### EXERCISE GOAL
Keep only the lines where "background" appears.

(Recorded data)

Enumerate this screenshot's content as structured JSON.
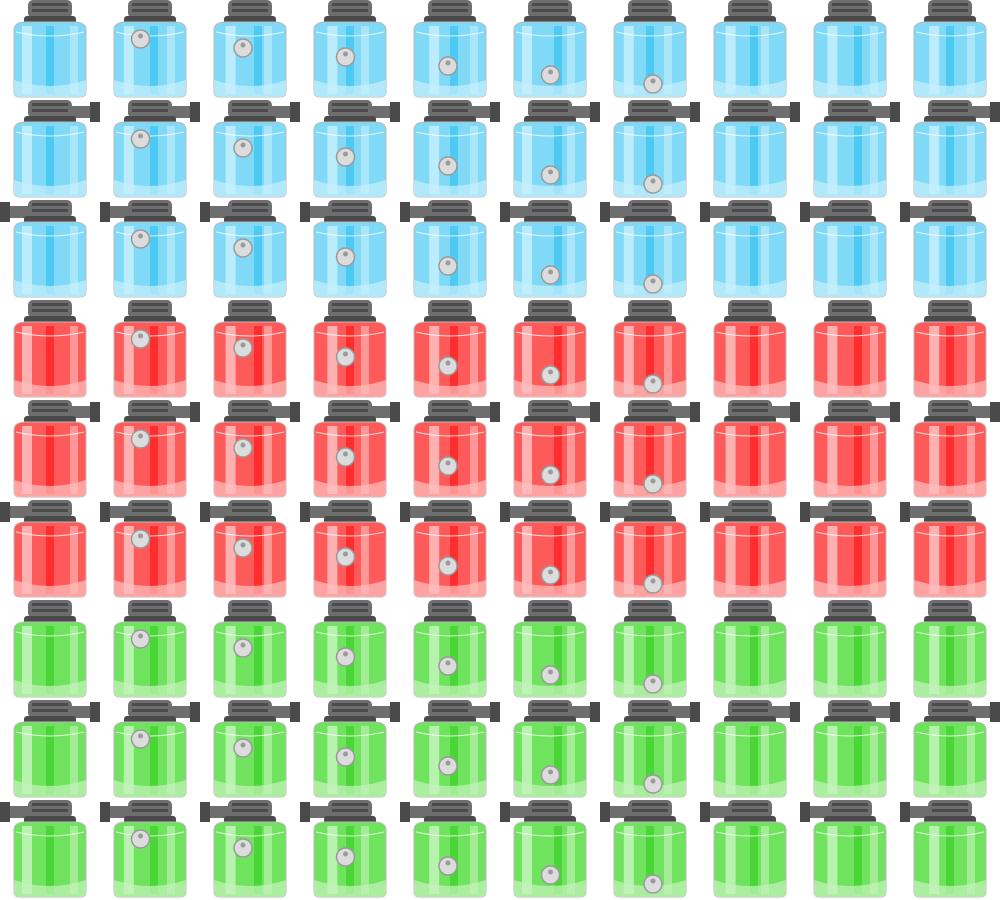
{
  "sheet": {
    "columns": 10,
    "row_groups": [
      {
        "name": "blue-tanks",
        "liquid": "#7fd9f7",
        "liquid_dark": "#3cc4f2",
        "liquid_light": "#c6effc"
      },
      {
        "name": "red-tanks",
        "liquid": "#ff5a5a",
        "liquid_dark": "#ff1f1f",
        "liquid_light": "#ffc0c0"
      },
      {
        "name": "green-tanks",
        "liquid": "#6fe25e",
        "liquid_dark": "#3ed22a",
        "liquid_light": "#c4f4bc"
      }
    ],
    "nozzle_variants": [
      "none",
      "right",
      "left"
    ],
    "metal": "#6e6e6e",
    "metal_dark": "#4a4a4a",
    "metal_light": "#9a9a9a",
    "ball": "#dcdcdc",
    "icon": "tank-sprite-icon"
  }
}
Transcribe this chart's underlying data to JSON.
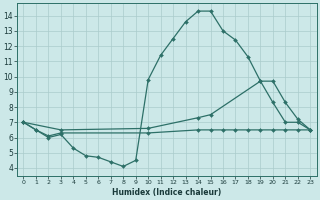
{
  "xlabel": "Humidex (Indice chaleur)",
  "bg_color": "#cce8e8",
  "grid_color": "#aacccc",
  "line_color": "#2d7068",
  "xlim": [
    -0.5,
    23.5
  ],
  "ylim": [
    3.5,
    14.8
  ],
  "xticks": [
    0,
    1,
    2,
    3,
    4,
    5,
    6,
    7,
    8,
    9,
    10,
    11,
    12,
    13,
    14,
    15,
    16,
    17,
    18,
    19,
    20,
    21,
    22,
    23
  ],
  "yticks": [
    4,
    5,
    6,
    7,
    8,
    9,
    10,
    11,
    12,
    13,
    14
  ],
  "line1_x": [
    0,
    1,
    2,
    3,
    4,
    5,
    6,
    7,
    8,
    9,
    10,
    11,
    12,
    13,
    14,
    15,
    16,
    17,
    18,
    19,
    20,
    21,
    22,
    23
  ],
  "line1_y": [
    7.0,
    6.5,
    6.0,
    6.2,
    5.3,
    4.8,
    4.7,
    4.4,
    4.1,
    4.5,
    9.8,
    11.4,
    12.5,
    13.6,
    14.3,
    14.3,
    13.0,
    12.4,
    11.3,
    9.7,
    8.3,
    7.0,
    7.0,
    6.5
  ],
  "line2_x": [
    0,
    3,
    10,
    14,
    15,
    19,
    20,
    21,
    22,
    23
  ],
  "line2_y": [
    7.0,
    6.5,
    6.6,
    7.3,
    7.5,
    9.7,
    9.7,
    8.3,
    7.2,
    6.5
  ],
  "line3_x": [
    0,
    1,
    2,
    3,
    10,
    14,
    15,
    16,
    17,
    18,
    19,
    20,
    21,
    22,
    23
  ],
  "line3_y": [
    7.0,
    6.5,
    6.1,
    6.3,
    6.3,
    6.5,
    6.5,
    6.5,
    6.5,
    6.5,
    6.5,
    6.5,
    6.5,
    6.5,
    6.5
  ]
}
* * *
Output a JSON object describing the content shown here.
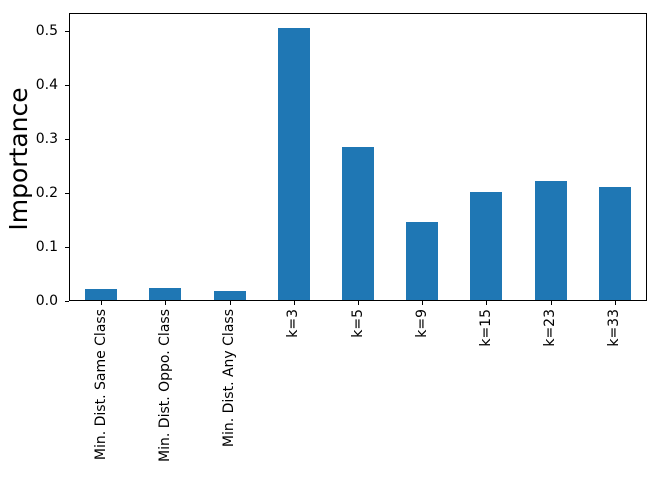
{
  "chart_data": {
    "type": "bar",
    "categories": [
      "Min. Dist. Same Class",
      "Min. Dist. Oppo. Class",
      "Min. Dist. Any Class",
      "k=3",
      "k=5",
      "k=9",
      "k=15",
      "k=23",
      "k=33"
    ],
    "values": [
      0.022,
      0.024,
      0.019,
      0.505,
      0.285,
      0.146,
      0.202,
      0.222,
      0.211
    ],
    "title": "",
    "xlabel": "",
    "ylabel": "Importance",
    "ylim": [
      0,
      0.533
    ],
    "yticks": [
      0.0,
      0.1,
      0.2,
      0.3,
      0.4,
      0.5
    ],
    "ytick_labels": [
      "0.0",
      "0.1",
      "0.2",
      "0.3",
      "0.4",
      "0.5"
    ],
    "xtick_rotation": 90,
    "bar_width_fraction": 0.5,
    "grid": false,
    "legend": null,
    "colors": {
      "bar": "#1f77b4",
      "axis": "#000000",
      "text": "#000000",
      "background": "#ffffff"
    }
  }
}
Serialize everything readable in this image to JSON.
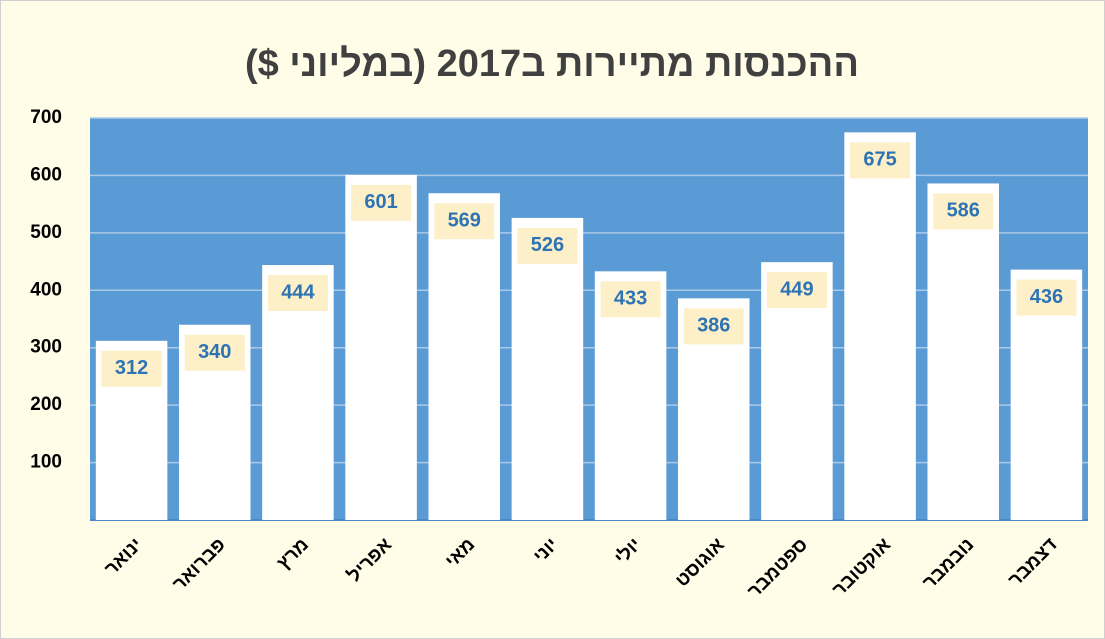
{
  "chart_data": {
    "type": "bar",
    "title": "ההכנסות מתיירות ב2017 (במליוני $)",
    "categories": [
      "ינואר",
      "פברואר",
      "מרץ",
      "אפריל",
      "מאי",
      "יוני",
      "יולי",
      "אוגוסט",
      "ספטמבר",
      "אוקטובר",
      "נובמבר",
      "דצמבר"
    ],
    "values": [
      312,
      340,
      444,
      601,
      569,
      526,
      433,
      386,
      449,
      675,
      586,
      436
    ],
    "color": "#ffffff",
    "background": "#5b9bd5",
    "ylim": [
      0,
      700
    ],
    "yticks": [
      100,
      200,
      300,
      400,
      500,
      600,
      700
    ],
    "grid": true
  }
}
==
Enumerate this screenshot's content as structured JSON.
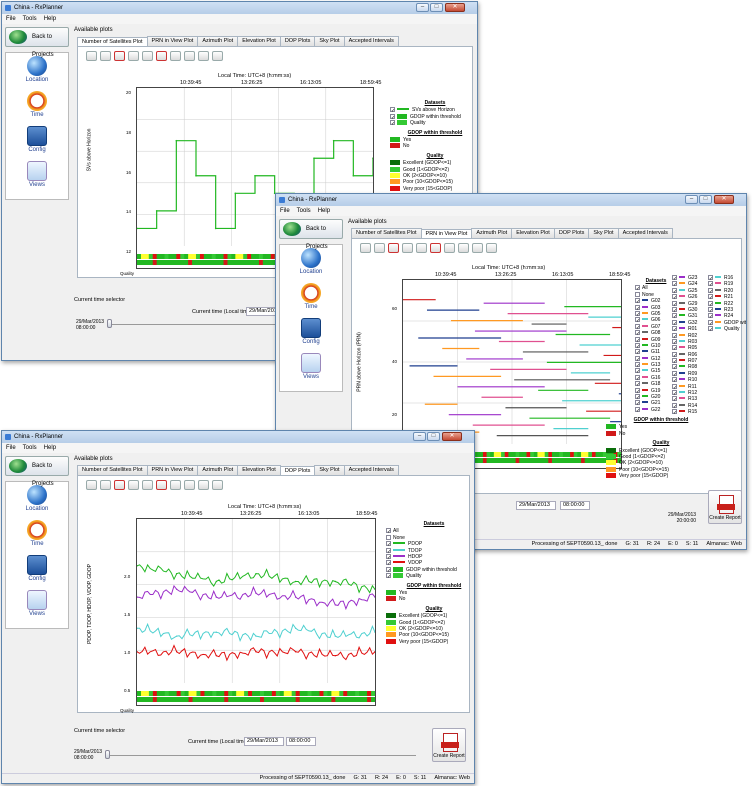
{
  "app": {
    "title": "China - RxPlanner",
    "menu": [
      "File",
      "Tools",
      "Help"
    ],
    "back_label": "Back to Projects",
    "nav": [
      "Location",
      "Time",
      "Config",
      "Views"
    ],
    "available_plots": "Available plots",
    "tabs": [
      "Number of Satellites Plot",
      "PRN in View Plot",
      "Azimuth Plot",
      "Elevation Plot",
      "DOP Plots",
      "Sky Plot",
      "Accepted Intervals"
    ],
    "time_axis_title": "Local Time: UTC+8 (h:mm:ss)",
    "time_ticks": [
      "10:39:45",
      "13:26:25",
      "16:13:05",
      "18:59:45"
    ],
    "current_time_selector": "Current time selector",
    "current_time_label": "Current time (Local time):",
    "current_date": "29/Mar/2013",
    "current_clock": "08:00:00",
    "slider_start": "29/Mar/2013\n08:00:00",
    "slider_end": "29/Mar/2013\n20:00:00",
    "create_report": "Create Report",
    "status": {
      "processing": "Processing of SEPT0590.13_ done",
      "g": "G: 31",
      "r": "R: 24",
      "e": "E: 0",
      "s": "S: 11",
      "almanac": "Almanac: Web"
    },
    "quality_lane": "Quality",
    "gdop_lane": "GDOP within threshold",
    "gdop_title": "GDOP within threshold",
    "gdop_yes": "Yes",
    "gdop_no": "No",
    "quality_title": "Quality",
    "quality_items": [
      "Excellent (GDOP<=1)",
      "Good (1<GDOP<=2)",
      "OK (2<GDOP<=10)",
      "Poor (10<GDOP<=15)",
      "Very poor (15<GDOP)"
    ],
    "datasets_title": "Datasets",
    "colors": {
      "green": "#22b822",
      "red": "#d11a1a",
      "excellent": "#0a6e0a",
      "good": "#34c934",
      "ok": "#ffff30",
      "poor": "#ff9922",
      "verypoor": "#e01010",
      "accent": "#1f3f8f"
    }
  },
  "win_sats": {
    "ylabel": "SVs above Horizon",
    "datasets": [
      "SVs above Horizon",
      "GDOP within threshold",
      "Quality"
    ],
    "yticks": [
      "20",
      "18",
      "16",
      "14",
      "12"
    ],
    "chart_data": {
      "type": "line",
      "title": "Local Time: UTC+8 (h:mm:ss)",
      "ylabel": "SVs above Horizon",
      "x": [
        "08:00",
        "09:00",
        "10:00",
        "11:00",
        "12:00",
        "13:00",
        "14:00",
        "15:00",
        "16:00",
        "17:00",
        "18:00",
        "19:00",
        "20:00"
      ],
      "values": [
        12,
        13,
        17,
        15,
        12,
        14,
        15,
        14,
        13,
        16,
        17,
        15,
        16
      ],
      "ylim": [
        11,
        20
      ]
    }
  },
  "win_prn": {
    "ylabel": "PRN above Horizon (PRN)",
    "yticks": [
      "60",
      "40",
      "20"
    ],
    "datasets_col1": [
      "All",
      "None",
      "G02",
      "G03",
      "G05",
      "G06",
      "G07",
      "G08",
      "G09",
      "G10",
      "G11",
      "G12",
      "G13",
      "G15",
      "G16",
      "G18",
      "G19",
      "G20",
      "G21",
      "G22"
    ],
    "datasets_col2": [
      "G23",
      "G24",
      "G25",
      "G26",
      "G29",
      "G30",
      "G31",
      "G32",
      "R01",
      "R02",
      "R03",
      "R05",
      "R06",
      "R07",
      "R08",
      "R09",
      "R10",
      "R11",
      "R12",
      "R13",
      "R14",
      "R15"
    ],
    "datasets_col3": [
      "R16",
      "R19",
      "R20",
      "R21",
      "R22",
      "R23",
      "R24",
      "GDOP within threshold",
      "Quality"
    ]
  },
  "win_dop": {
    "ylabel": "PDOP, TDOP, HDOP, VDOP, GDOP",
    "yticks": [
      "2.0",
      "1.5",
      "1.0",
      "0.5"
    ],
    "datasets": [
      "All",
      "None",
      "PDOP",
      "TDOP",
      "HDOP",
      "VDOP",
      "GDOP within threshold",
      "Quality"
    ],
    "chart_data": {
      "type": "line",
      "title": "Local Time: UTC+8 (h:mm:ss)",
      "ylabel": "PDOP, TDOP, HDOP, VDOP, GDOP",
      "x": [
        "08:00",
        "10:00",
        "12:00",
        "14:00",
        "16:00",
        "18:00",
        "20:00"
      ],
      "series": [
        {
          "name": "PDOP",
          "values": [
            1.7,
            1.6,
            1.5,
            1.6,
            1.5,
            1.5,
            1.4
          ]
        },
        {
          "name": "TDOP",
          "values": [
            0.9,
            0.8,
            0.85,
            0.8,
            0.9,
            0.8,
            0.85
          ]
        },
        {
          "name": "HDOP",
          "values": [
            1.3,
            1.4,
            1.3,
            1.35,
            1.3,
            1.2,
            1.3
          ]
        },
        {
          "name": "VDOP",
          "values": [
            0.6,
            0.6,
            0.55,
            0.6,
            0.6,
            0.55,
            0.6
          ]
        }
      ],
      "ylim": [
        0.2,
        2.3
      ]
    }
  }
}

### THE COMPLETED TASK
      "background": "#ffffff"
    "background": "#5b9bd5",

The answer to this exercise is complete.